■ SHORT TASK ■
Where a line contains the word "临高丰业建材有限公司于", copy that line in full.

■ RAW DATA ■
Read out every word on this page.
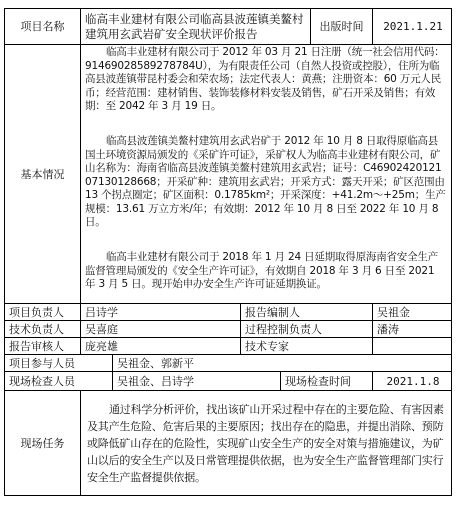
项目名称
临高丰业建材有限公司临高县波莲镇美鳌村建筑用玄武岩矿安全现状评价报告	出版时间	2021.1.21
基本情况
临高丰业建材有限公司于 2012 年 03 月 21 日注册（统一社会信用代码：91469028589278784U），为有限责任公司（自然人投资或控股），住所为临高县波莲镇带昆村委会和荣农场；法定代表人：黄燕；注册资本：60 万元人民币；经营范围：建材销售、装饰装修材料安装及销售，矿石开采及销售；有效期：至 2042 年 3 月 19 日。
临高县波莲镇美鳌村建筑用玄武岩矿于 2012 年 10 月 8 日取得原临高县国土环境资源局颁发的《采矿许可证》，采矿权人为临高丰业建材有限公司，矿山名称为：海南省临高县波莲镇美鳌村建筑用玄武岩；证号：C4690242012107130128668；开采矿种：建筑用玄武岩；开采方式：露天开采；矿区范围由 13 个拐点圈定；矿区面积：0.1785km²；开采深度：+41.2m～+25m；生产规模：13.61 万立方米/年；有效期：2012 年 10 月 8 日至 2022 年 10 月 8 日。
临高丰业建材有限公司于 2018 年 1 月 24 日延期取得原海南省安全生产监督管理局颁发的《安全生产许可证》，有效期自 2018 年 3 月 6 日至 2021 年 3 月 5 日。现开始申办安全生产许可证延期换证。
项目负责人	吕诗学	报告编制人	吴祖金
技术负责人	吴喜庭	过程控制负责人	潘涛
报告审核人	庞亮雄	技术专家
项目参与人员	吴祖金、郭新平
现场检查人员	吴祖金、吕诗学	现场检查时间	2021.1.8
现场任务
通过科学分析评价，找出该矿山开采过程中存在的主要危险、有害因素及其产生危险、危害后果的主要原因；找出存在的隐患，并提出消除、预防或降低矿山存在的危险性，实现矿山安全生产的安全对策与措施建议，为矿山以后的安全生产以及日常管理提供依据，也为安全生产监督管理部门实行安全生产监督提供依据。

■ WORKED SOLUTION ■
临高丰业建材有限公司于 2012 年 03 月 21 日注册（统一社会信用代码：91469028589278784U），为有限责任公司（自然人投资或控股），住所为临高县波莲镇带昆村委会和荣农场；法定代表人：黄燕；注册资本：60 万元人民币；经营范围：建材销售、装饰装修材料安装及销售，矿石开采及销售；有效期：至 2042 年 3 月 19 日。
临高丰业建材有限公司于 2018 年 1 月 24 日延期取得原海南省安全生产监督管理局颁发的《安全生产许可证》，有效期自 2018 年 3 月 6 日至 2021 年 3 月 5 日。现开始申办安全生产许可证延期换证。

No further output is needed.